» **WORK REQUIRED**: Restate each line of the listing exactly, without carrying over any pictures.
-- RECORDS FOR THE EXERCISE start --
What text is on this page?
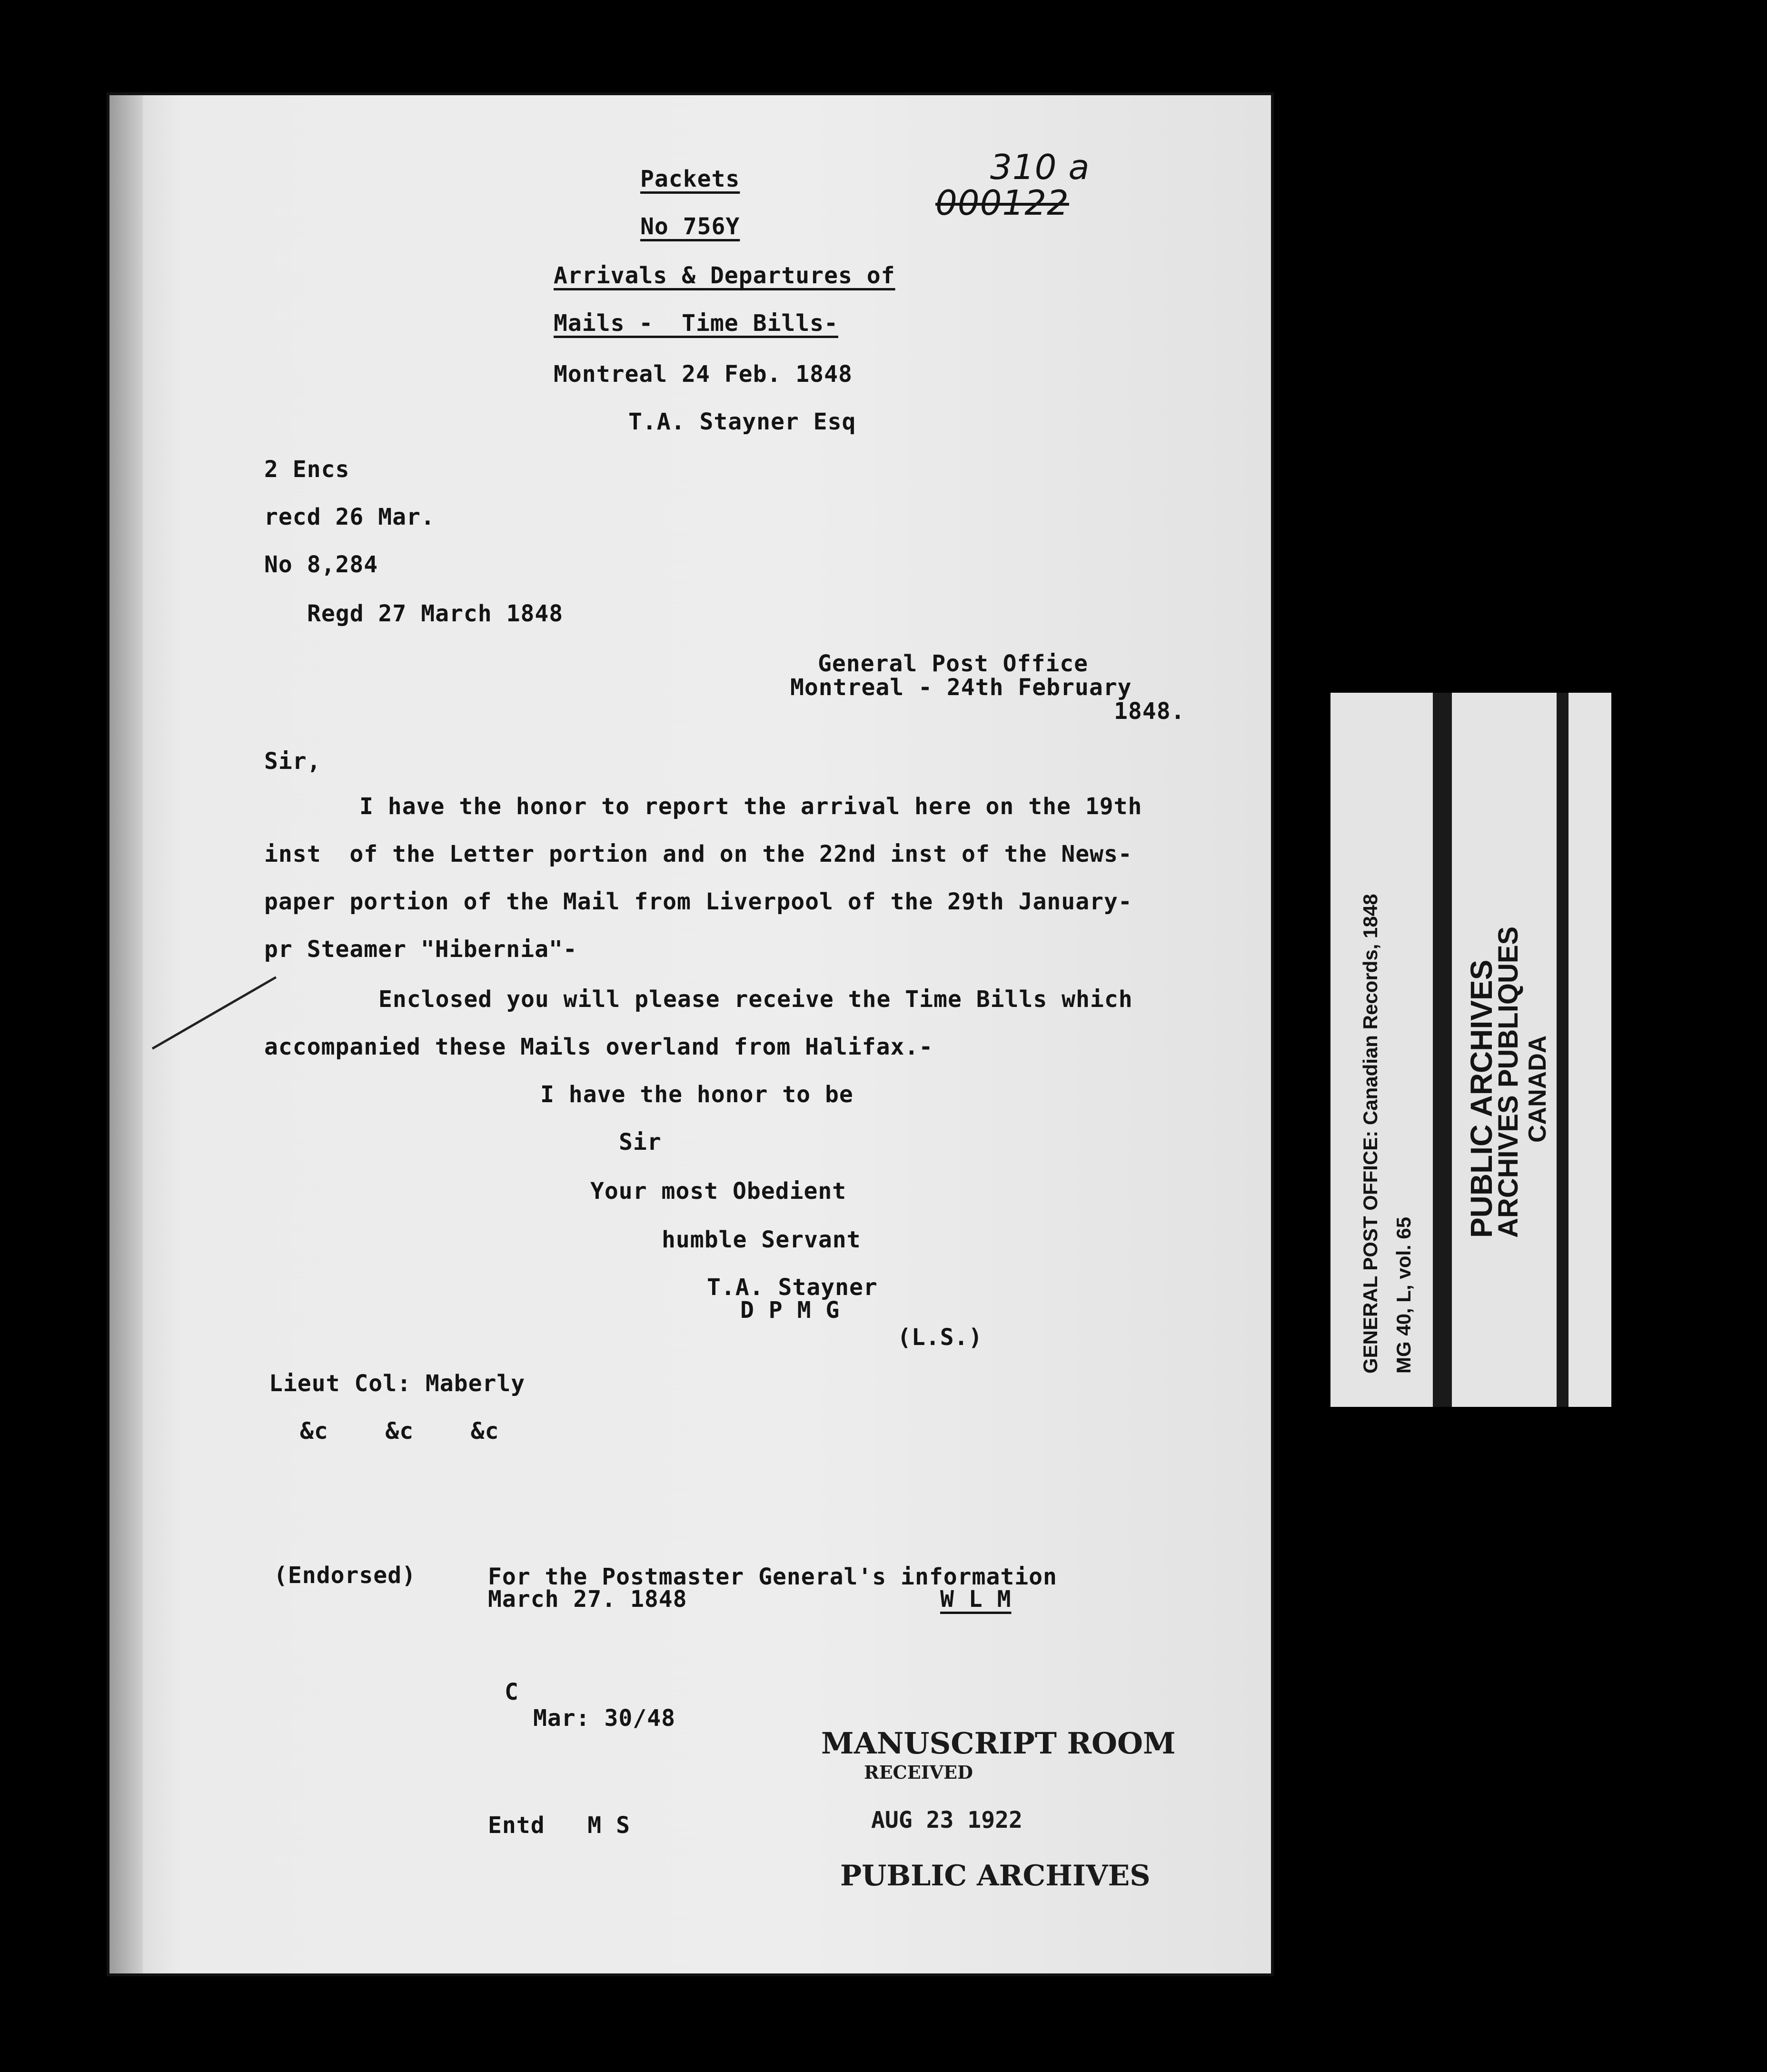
Packets
No 756Y
Arrivals & Departures of
Mails -  Time Bills-
Montreal 24 Feb. 1848
T.A. Stayner Esq
310 a
000122
2 Encs
recd 26 Mar.
No 8,284
Regd 27 March 1848
General Post Office
Montreal - 24th February
1848.
Sir,
I have the honor to report the arrival here on the 19th
inst  of the Letter portion and on the 22nd inst of the News-
paper portion of the Mail from Liverpool of the 29th January-
pr Steamer "Hibernia"-
Enclosed you will please receive the Time Bills which
accompanied these Mails overland from Halifax.-
I have the honor to be
Sir
Your most Obedient
humble Servant
T.A. Stayner
D P M G
(L.S.)
Lieut Col: Maberly
&c    &c    &c
(Endorsed)	For the Postmaster General's information
March 27. 1848	W L M
C
Mar: 30/48
Entd   M S
MANUSCRIPT ROOM
RECEIVED
AUG 23 1922
PUBLIC ARCHIVES
GENERAL POST OFFICE: Canadian Records, 1848 MG 40, L, vol. 65
PUBLIC ARCHIVES
ARCHIVES PUBLIQUES CANADA
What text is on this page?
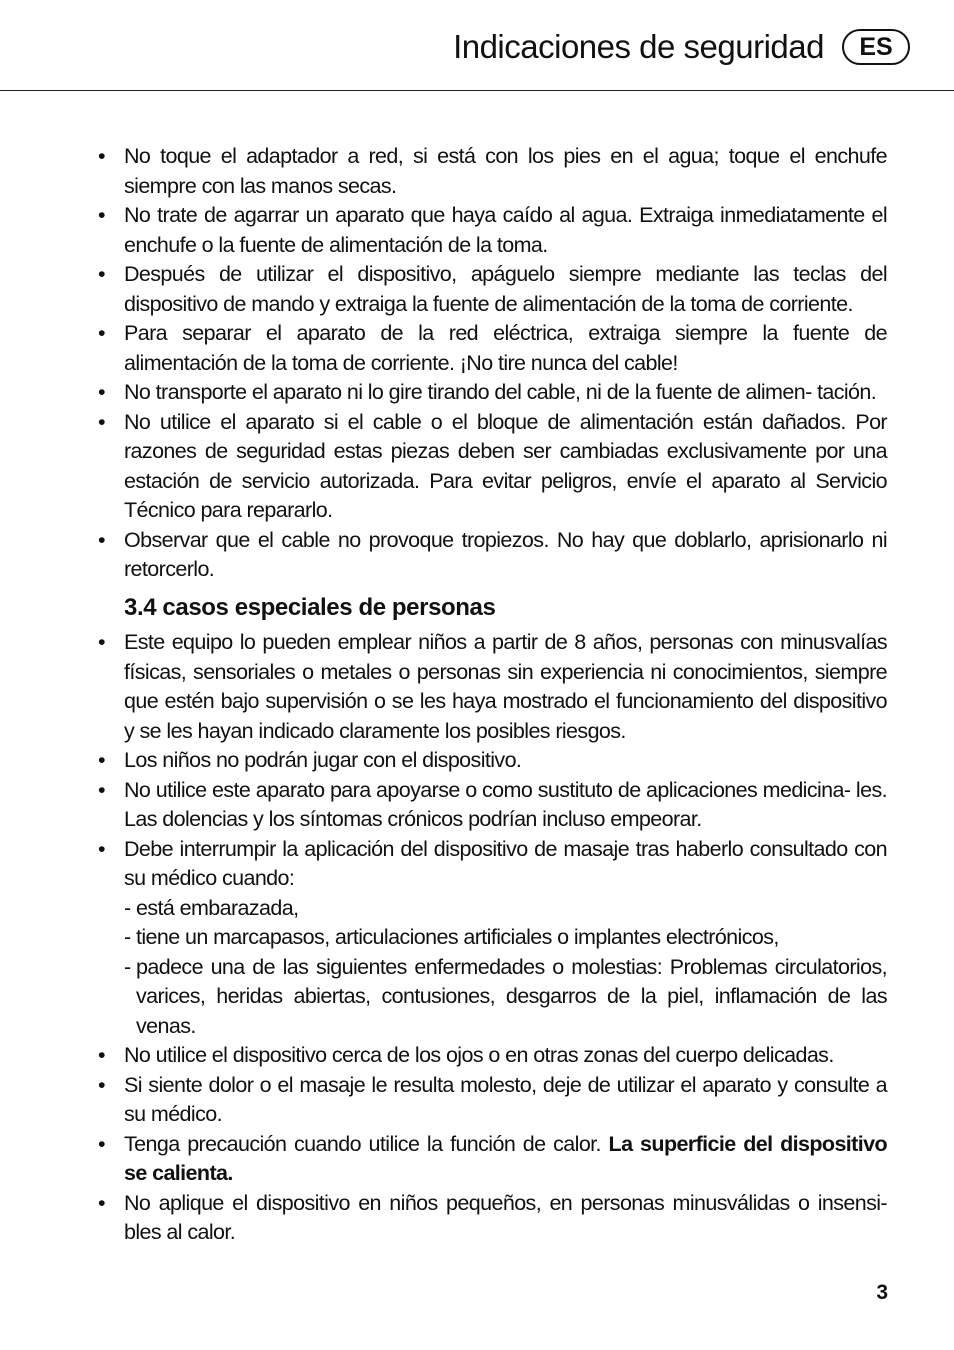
Indicaciones de seguridad	ES
• No toque el adaptador a red, si está con los pies en el agua; toque el enchufe siempre con las manos secas.
• No trate de agarrar un aparato que haya caído al agua. Extraiga inmediatamente el enchufe o la fuente de alimentación de la toma.
• Después de utilizar el dispositivo, apáguelo siempre mediante las teclas del dispositivo de mando y extraiga la fuente de alimentación de la toma de corriente.
• Para separar el aparato de la red eléctrica, extraiga siempre la fuente de alimentación de la toma de corriente. ¡No tire nunca del cable!
• No transporte el aparato ni lo gire tirando del cable, ni de la fuente de alimen- tación.
• No utilice el aparato si el cable o el bloque de alimentación están dañados. Por razones de seguridad estas piezas deben ser cambiadas exclusivamente por una estación de servicio autorizada. Para evitar peligros, envíe el aparato al Servicio Técnico para repararlo.
• Observar que el cable no provoque tropiezos. No hay que doblarlo, aprisionarlo ni retorcerlo.
3.4 casos especiales de personas
• Este equipo lo pueden emplear niños a partir de 8 años, personas con minusvalías físicas, sensoriales o metales o personas sin experiencia ni conocimientos, siempre que estén bajo supervisión o se les haya mostrado el funcionamiento del dispositivo y se les hayan indicado claramente los posibles riesgos.
• Los niños no podrán jugar con el dispositivo.
• No utilice este aparato para apoyarse o como sustituto de aplicaciones medicina- les. Las dolencias y los síntomas crónicos podrían incluso empeorar.
• Debe interrumpir la aplicación del dispositivo de masaje tras haberlo consultado con su médico cuando:
- está embarazada,
- tiene un marcapasos, articulaciones artificiales o implantes electrónicos,
- padece una de las siguientes enfermedades o molestias: Problemas circulatorios, varices, heridas abiertas, contusiones, desgarros de la piel, inflamación de las venas.
• No utilice el dispositivo cerca de los ojos o en otras zonas del cuerpo delicadas.
• Si siente dolor o el masaje le resulta molesto, deje de utilizar el aparato y consulte a su médico.
• Tenga precaución cuando utilice la función de calor. La superficie del dispositivo se calienta.
• No aplique el dispositivo en niños pequeños, en personas minusválidas o insensi- bles al calor.
3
-- RECORDS FOR THE EXERCISE end --
» **FULL RESPONSE**:
What text is on this page?
Packets
No 756Y
Arrivals & Departures of
Mails -  Time Bills-
Montreal 24 Feb. 1848
T.A. Stayner Esq
310 a
000122
2 Encs
recd 26 Mar.
No 8,284
Regd 27 March 1848
General Post Office
Montreal - 24th February
1848.
Sir,
I have the honor to report the arrival here on the 19th
inst  of the Letter portion and on the 22nd inst of the News-
paper portion of the Mail from Liverpool of the 29th January-
pr Steamer "Hibernia"-
Enclosed you will please receive the Time Bills which
accompanied these Mails overland from Halifax.-
I have the honor to be
Sir
Your most Obedient
humble Servant
T.A. Stayner
D P M G
(L.S.)
Lieut Col: Maberly
&c    &c    &c
(Endorsed)	For the Postmaster General's information
March 27. 1848	W L M
C
Mar: 30/48
Entd   M S
MANUSCRIPT ROOM
RECEIVED
AUG 23 1922
PUBLIC ARCHIVES
GENERAL POST OFFICE: Canadian Records, 1848 MG 40, L, vol. 65
PUBLIC ARCHIVES
ARCHIVES PUBLIQUES CANADA
What text is on this page?
Indicaciones de seguridad	ES
• No toque el adaptador a red, si está con los pies en el agua; toque el enchufe siempre con las manos secas.
• No trate de agarrar un aparato que haya caído al agua. Extraiga inmediatamente el enchufe o la fuente de alimentación de la toma.
• Después de utilizar el dispositivo, apáguelo siempre mediante las teclas del dispositivo de mando y extraiga la fuente de alimentación de la toma de corriente.
• Para separar el aparato de la red eléctrica, extraiga siempre la fuente de alimentación de la toma de corriente. ¡No tire nunca del cable!
• No transporte el aparato ni lo gire tirando del cable, ni de la fuente de alimen- tación.
• No utilice el aparato si el cable o el bloque de alimentación están dañados. Por razones de seguridad estas piezas deben ser cambiadas exclusivamente por una estación de servicio autorizada. Para evitar peligros, envíe el aparato al Servicio Técnico para repararlo.
• Observar que el cable no provoque tropiezos. No hay que doblarlo, aprisionarlo ni retorcerlo.
3.4 casos especiales de personas
• Este equipo lo pueden emplear niños a partir de 8 años, personas con minusvalías físicas, sensoriales o metales o personas sin experiencia ni conocimientos, siempre que estén bajo supervisión o se les haya mostrado el funcionamiento del dispositivo y se les hayan indicado claramente los posibles riesgos.
• Los niños no podrán jugar con el dispositivo.
• No utilice este aparato para apoyarse o como sustituto de aplicaciones medicina- les. Las dolencias y los síntomas crónicos podrían incluso empeorar.
• Debe interrumpir la aplicación del dispositivo de masaje tras haberlo consultado con su médico cuando:
- está embarazada,
- tiene un marcapasos, articulaciones artificiales o implantes electrónicos,
- padece una de las siguientes enfermedades o molestias: Problemas circulatorios, varices, heridas abiertas, contusiones, desgarros de la piel, inflamación de las venas.
• No utilice el dispositivo cerca de los ojos o en otras zonas del cuerpo delicadas.
• Si siente dolor o el masaje le resulta molesto, deje de utilizar el aparato y consulte a su médico.
• Tenga precaución cuando utilice la función de calor. La superficie del dispositivo se calienta.
• No aplique el dispositivo en niños pequeños, en personas minusválidas o insensi- bles al calor.
3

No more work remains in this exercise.